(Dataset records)
-- Begin --
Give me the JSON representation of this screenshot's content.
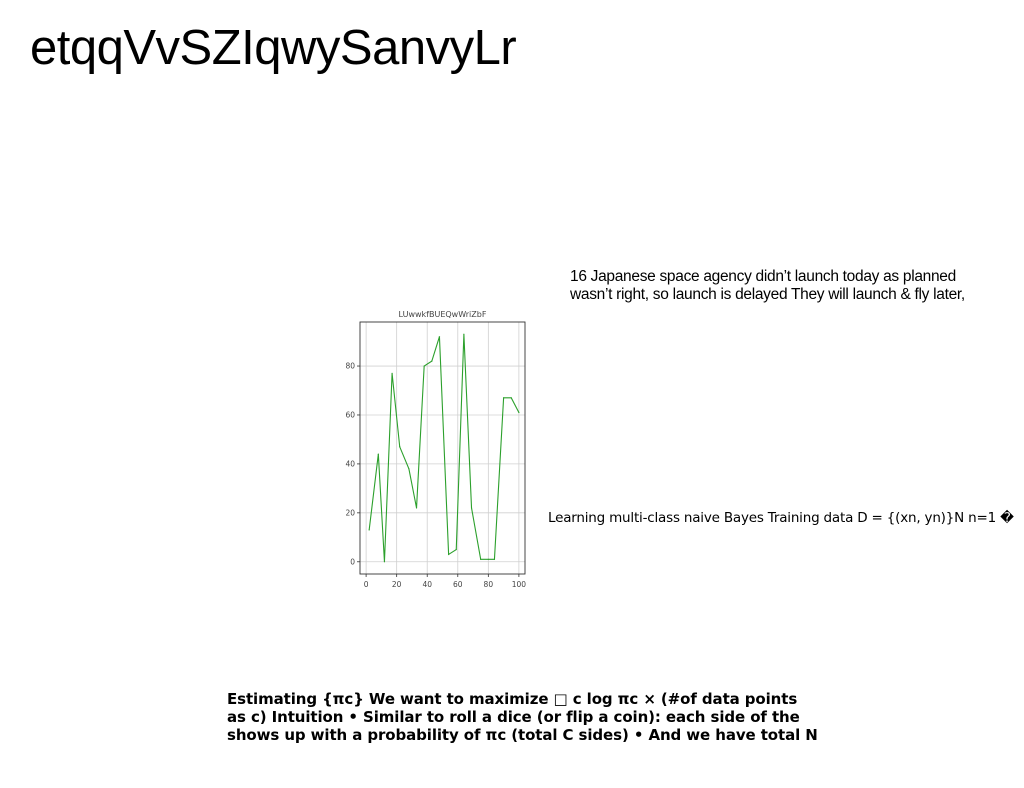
{
  "page": {
    "title": "etqqVvSZIqwySanvyLr",
    "note_lines": [
      "16 Japanese space agency didn’t launch today as planned",
      "wasn’t right, so launch is delayed They will launch & fly later,"
    ],
    "caption": "Learning multi-class naive Bayes Training data D = {(xn, yn)}N n=1 �",
    "footer_lines": [
      "Estimating {πc} We want to maximize □ c log πc × (#of data points",
      "as c) Intuition • Similar to roll a dice (or flip a coin): each side of the",
      "shows up with a probability of πc (total C sides) • And we have total N"
    ]
  },
  "chart_data": {
    "type": "line",
    "title": "LUwwkfBUEQwWriZbF",
    "xlabel": "",
    "ylabel": "",
    "xlim": [
      -4,
      104
    ],
    "ylim": [
      -5,
      98
    ],
    "xticks": [
      0,
      20,
      40,
      60,
      80,
      100
    ],
    "yticks": [
      0,
      20,
      40,
      60,
      80
    ],
    "grid": true,
    "series": [
      {
        "color": "#2ca02c",
        "x": [
          2,
          8,
          12,
          17,
          22,
          28,
          33,
          38,
          43,
          48,
          54,
          59,
          64,
          69,
          75,
          80,
          84,
          90,
          95,
          100
        ],
        "y": [
          13,
          44,
          0,
          77,
          47,
          38,
          22,
          80,
          82,
          92,
          3,
          5,
          93,
          22,
          1,
          1,
          1,
          67,
          67,
          61
        ]
      }
    ]
  }
}
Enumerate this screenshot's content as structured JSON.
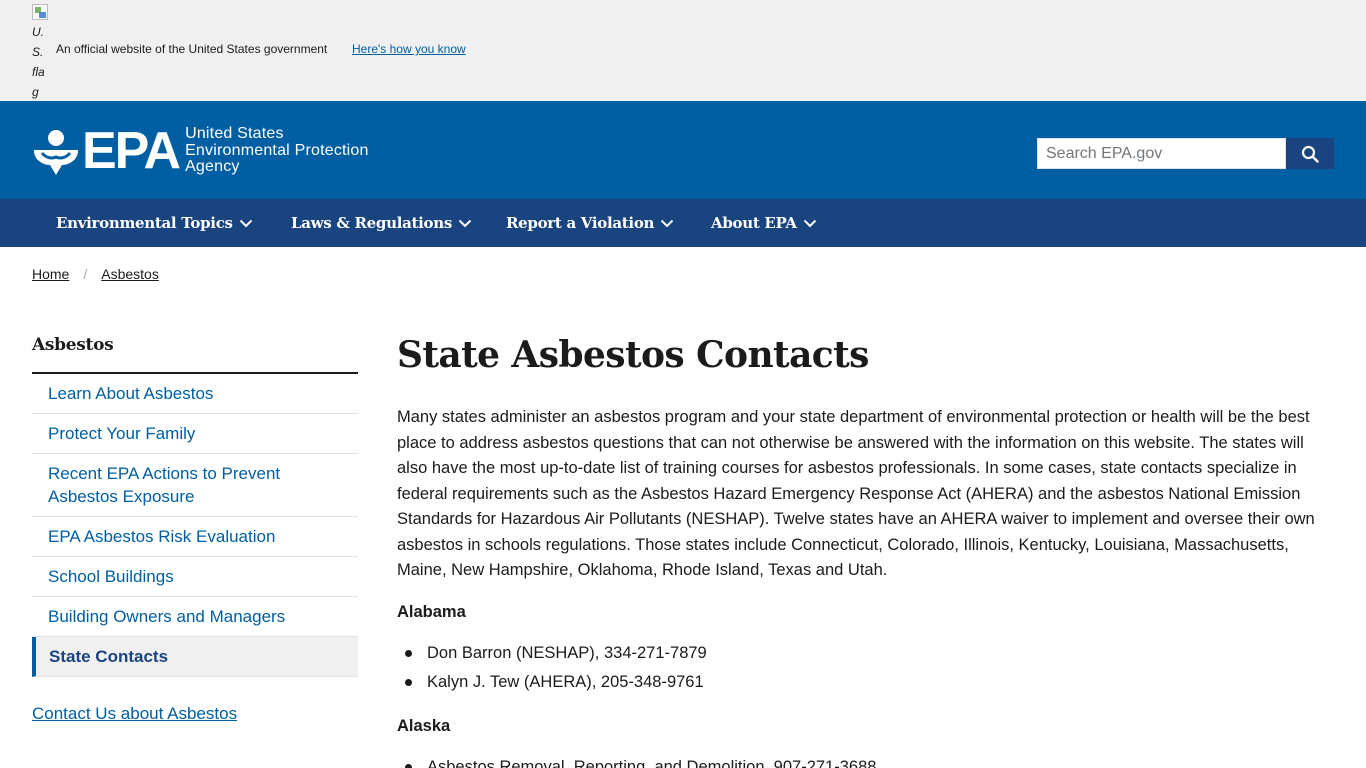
{
  "gov_banner": {
    "flag_alt_text": "U.S. flag",
    "flag_alt_lines": [
      "U.",
      "S.",
      "fla",
      "g"
    ],
    "official_text": "An official website of the United States government",
    "how_you_know_link": "Here's how you know"
  },
  "header": {
    "logo_text": "EPA",
    "agency_lines": [
      "United States",
      "Environmental Protection",
      "Agency"
    ],
    "search_placeholder": "Search EPA.gov",
    "search_button_icon": "search-icon"
  },
  "nav": {
    "items": [
      {
        "label": "Environmental Topics"
      },
      {
        "label": "Laws & Regulations"
      },
      {
        "label": "Report a Violation"
      },
      {
        "label": "About EPA"
      }
    ]
  },
  "breadcrumb": {
    "items": [
      "Home",
      "Asbestos"
    ],
    "separator": "/"
  },
  "sidebar": {
    "title": "Asbestos",
    "items": [
      {
        "label": "Learn About Asbestos"
      },
      {
        "label": "Protect Your Family"
      },
      {
        "label": "Recent EPA Actions to Prevent Asbestos Exposure"
      },
      {
        "label": "EPA Asbestos Risk Evaluation"
      },
      {
        "label": "School Buildings"
      },
      {
        "label": "Building Owners and Managers"
      },
      {
        "label": "State Contacts",
        "active": true
      }
    ],
    "contact_link": "Contact Us about Asbestos"
  },
  "main": {
    "title": "State Asbestos Contacts",
    "intro": "Many states administer an asbestos program and your state department of environmental protection or health will be the best place to address asbestos questions that can not otherwise be answered with the information on this website. The states will also have the most up-to-date list of training courses for asbestos professionals. In some cases, state contacts specialize in federal requirements such as the Asbestos Hazard Emergency Response Act (AHERA) and the asbestos National Emission Standards for Hazardous Air Pollutants (NESHAP). Twelve states have an AHERA waiver to implement and oversee their own asbestos in schools regulations. Those states include Connecticut, Colorado, Illinois, Kentucky, Louisiana, Massachusetts, Maine, New Hampshire, Oklahoma, Rhode Island, Texas and Utah.",
    "states": [
      {
        "name": "Alabama",
        "contacts": [
          "Don Barron (NESHAP), 334-271-7879",
          "Kalyn J. Tew (AHERA), 205-348-9761"
        ]
      },
      {
        "name": "Alaska",
        "contacts": [
          "Asbestos Removal, Reporting, and Demolition, 907-271-3688"
        ]
      }
    ]
  },
  "colors": {
    "header_blue": "#005ea2",
    "nav_blue": "#1a4480",
    "link_blue": "#005ea2",
    "banner_gray": "#f0f0f0"
  }
}
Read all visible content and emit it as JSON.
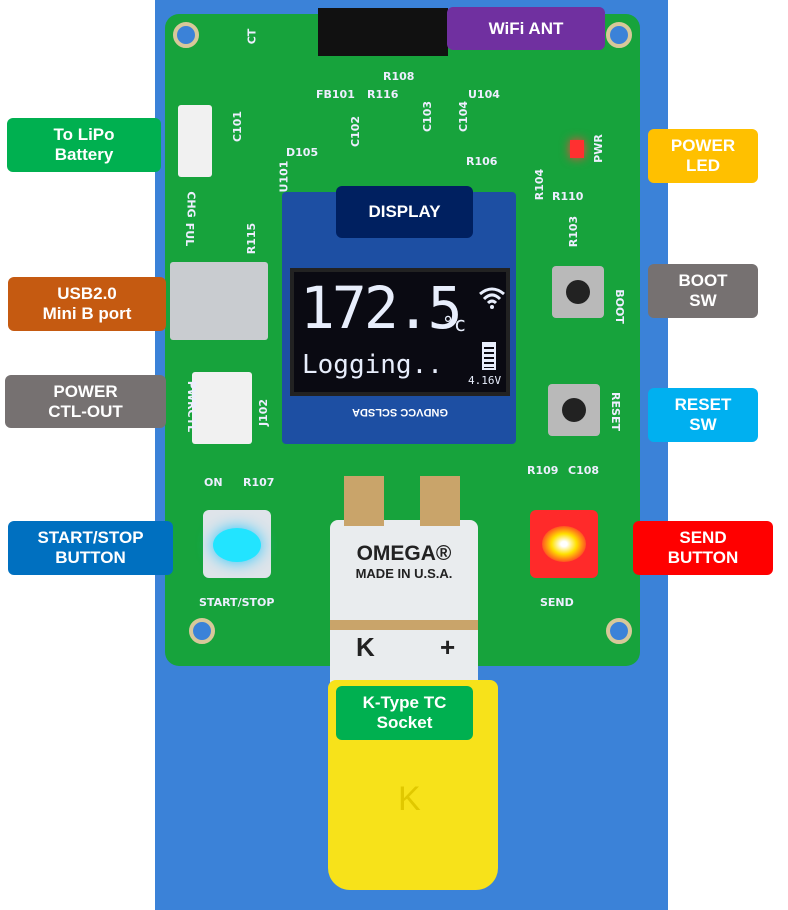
{
  "labels": {
    "wifi_ant": {
      "text": "WiFi ANT",
      "color": "#7030a0"
    },
    "lipo": {
      "text": "To LiPo\nBattery",
      "color": "#00b050"
    },
    "display": {
      "text": "DISPLAY",
      "color": "#002060"
    },
    "power_led": {
      "text": "POWER\nLED",
      "color": "#ffc000"
    },
    "usb": {
      "text": "USB2.0\nMini B port",
      "color": "#c55a11"
    },
    "boot_sw": {
      "text": "BOOT\nSW",
      "color": "#767171"
    },
    "power_ctl": {
      "text": "POWER\nCTL-OUT",
      "color": "#767171"
    },
    "reset_sw": {
      "text": "RESET\nSW",
      "color": "#00b0f0"
    },
    "start_stop": {
      "text": "START/STOP\nBUTTON",
      "color": "#0070c0"
    },
    "send": {
      "text": "SEND\nBUTTON",
      "color": "#ff0000"
    },
    "tc_socket": {
      "text": "K-Type TC\nSocket",
      "color": "#00b050"
    }
  },
  "screen": {
    "temperature": "172.5",
    "unit": "°c",
    "status": "Logging..",
    "voltage": "4.16V",
    "pins": "GNDVCC SCLSDA",
    "icons": [
      "wifi-icon",
      "battery-icon"
    ]
  },
  "silkscreen": {
    "ct": "CT",
    "r108": "R108",
    "fb101": "FB101",
    "r116": "R116",
    "c103": "C103",
    "u104": "U104",
    "c104": "C104",
    "c101": "C101",
    "d105": "D105",
    "c102": "C102",
    "r106": "R106",
    "pwr": "PWR",
    "r104": "R104",
    "r110": "R110",
    "r103": "R103",
    "chg": "CHG",
    "ful": "FUL",
    "r115": "R115",
    "u101": "U101",
    "boot": "BOOT",
    "reset": "RESET",
    "pwrctl": "PWRCTL",
    "j102": "J102",
    "on": "ON",
    "r107": "R107",
    "r109": "R109",
    "c108": "C108",
    "start_stop": "START/STOP",
    "send": "SEND"
  },
  "connector": {
    "brand": "OMEGA®",
    "made_in": "MADE IN U.S.A.",
    "neg": "K",
    "pos": "+",
    "plug_mark": "K"
  }
}
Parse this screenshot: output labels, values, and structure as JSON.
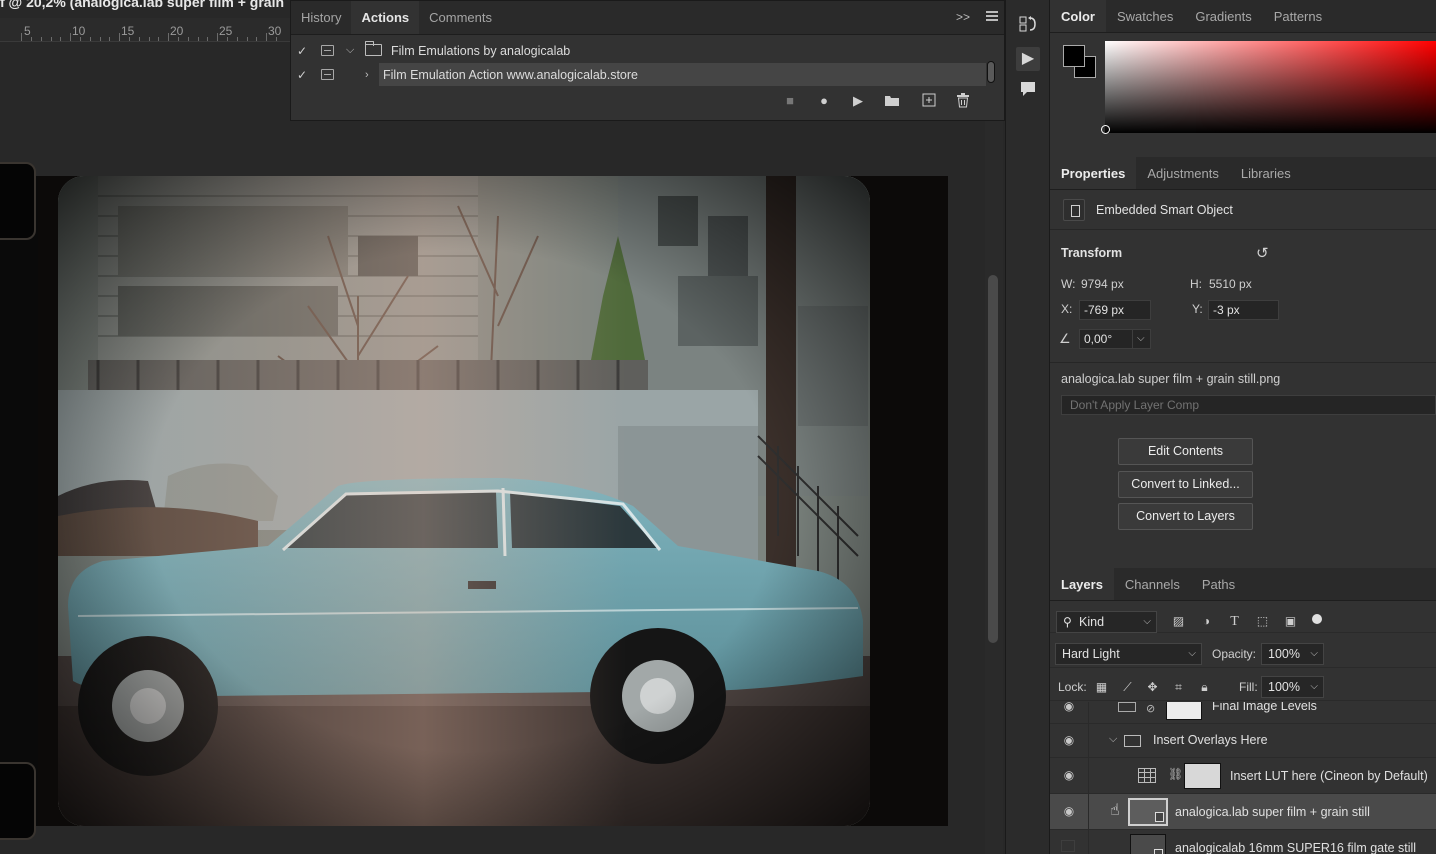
{
  "document": {
    "title": "f @ 20,2% (analogica.lab super film + grain",
    "ruler_ticks": [
      "5",
      "10",
      "15",
      "20",
      "25",
      "30"
    ]
  },
  "actions_panel": {
    "tabs": [
      "History",
      "Actions",
      "Comments"
    ],
    "active_tab": "Actions",
    "rows": [
      {
        "label": "Film Emulations by analogicalab",
        "type": "set",
        "expanded": true
      },
      {
        "label": "Film Emulation Action www.analogicalab.store",
        "type": "action",
        "expanded": false,
        "selected": true
      }
    ],
    "toolbar": {
      "stop": "■",
      "record": "●",
      "play": "▶",
      "new_set": "folder",
      "new_action": "⊞",
      "delete": "trash"
    },
    "expand_glyph": ">>"
  },
  "color_panel": {
    "tabs": [
      "Color",
      "Swatches",
      "Gradients",
      "Patterns"
    ],
    "active_tab": "Color",
    "foreground": "#000000",
    "background": "#000000",
    "hue": "#ff0000"
  },
  "properties_panel": {
    "tabs": [
      "Properties",
      "Adjustments",
      "Libraries"
    ],
    "active_tab": "Properties",
    "object_type": "Embedded Smart Object",
    "transform_heading": "Transform",
    "w_label": "W:",
    "w_value": "9794 px",
    "h_label": "H:",
    "h_value": "5510 px",
    "x_label": "X:",
    "x_value": "-769 px",
    "y_label": "Y:",
    "y_value": "-3 px",
    "angle_value": "0,00°",
    "filename": "analogica.lab super film + grain still.png",
    "layer_comp_placeholder": "Don't Apply Layer Comp",
    "buttons": {
      "edit": "Edit Contents",
      "convert_linked": "Convert to Linked...",
      "convert_layers": "Convert to Layers"
    }
  },
  "layers_panel": {
    "tabs": [
      "Layers",
      "Channels",
      "Paths"
    ],
    "active_tab": "Layers",
    "filter_kind": "Kind",
    "blend_mode": "Hard Light",
    "opacity_label": "Opacity:",
    "opacity_value": "100%",
    "lock_label": "Lock:",
    "fill_label": "Fill:",
    "fill_value": "100%",
    "layers": [
      {
        "name": "Final Image Levels",
        "visible": true,
        "kind": "adjustment"
      },
      {
        "name": "Insert Overlays Here",
        "visible": true,
        "kind": "group",
        "expanded": true
      },
      {
        "name": "Insert LUT here (Cineon by Default)",
        "visible": true,
        "kind": "lut"
      },
      {
        "name": "analogica.lab super film + grain still",
        "visible": true,
        "kind": "smart-object",
        "selected": true
      },
      {
        "name": "analogicalab 16mm SUPER16 film gate still",
        "visible": false,
        "kind": "smart-object"
      }
    ]
  }
}
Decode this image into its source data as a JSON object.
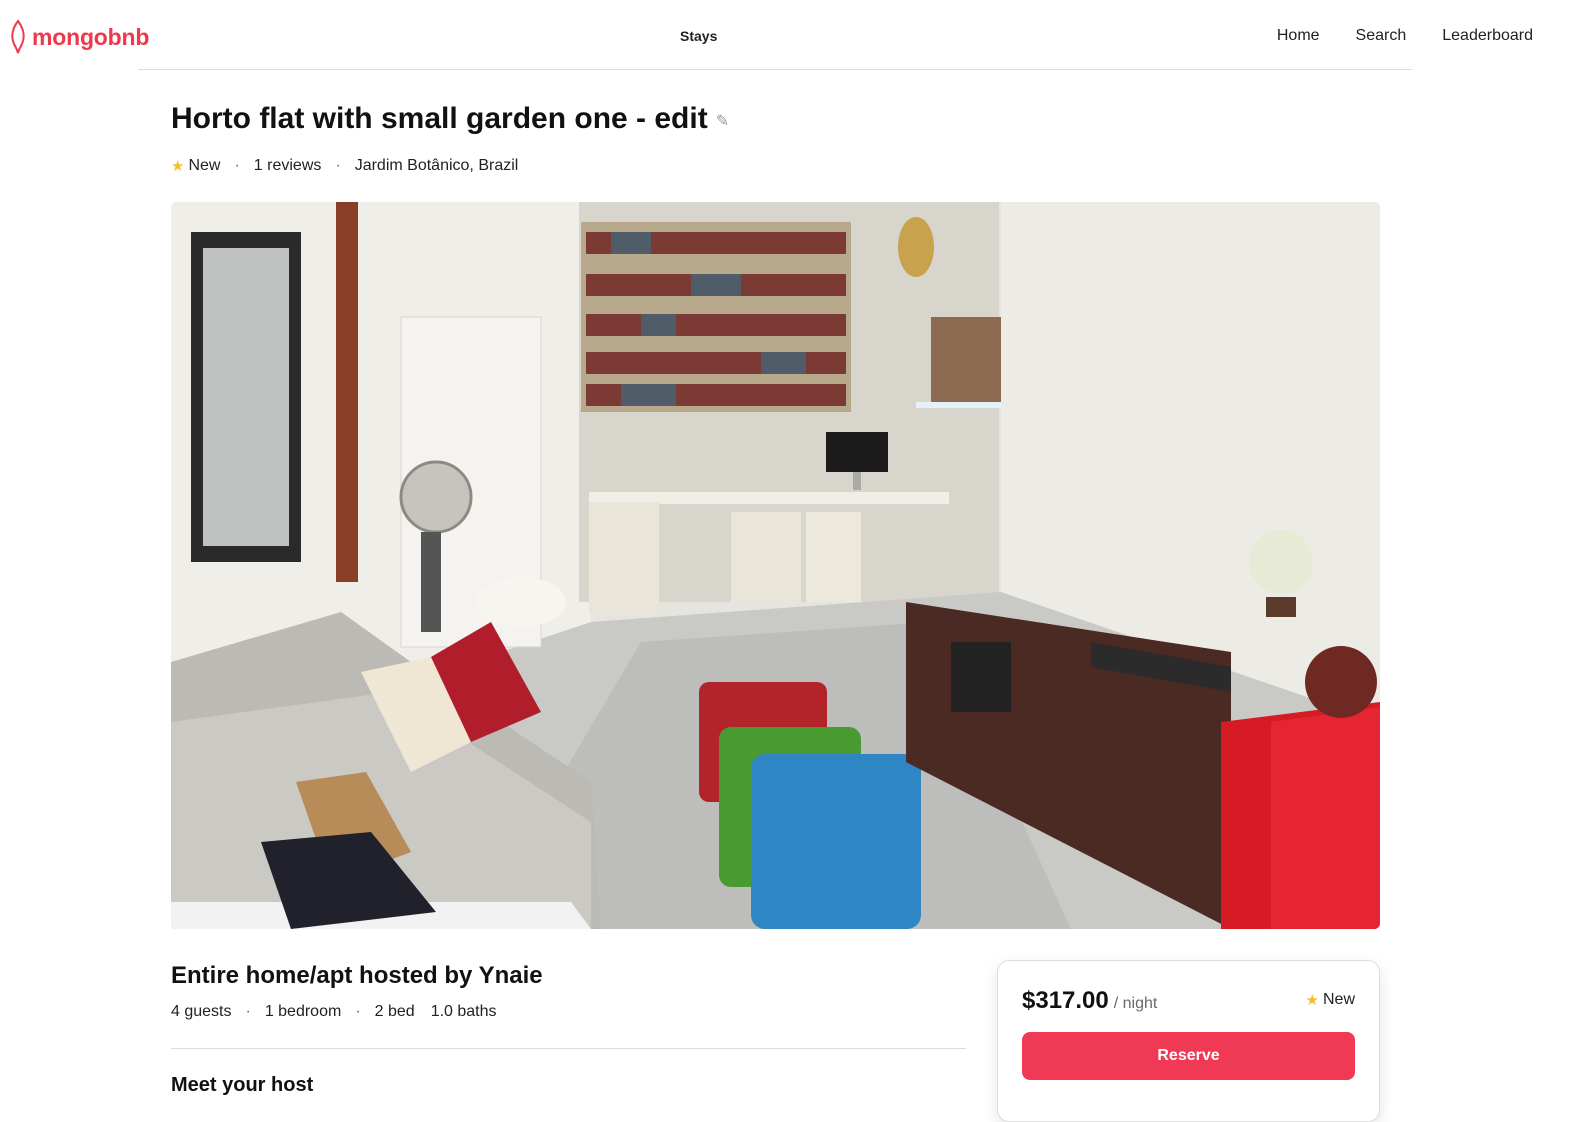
-- End --
[TASK TO COMPLETE]
From the data, list each line in which the string "analogicalab" appears.

[SOLUTION TO THIS EXERCISE]
        "label": "Film Emulations by analogicalab",
        "label": "Film Emulation Action www.analogicalab.store",
        "name": "analogicalab 16mm SUPER16 film gate still",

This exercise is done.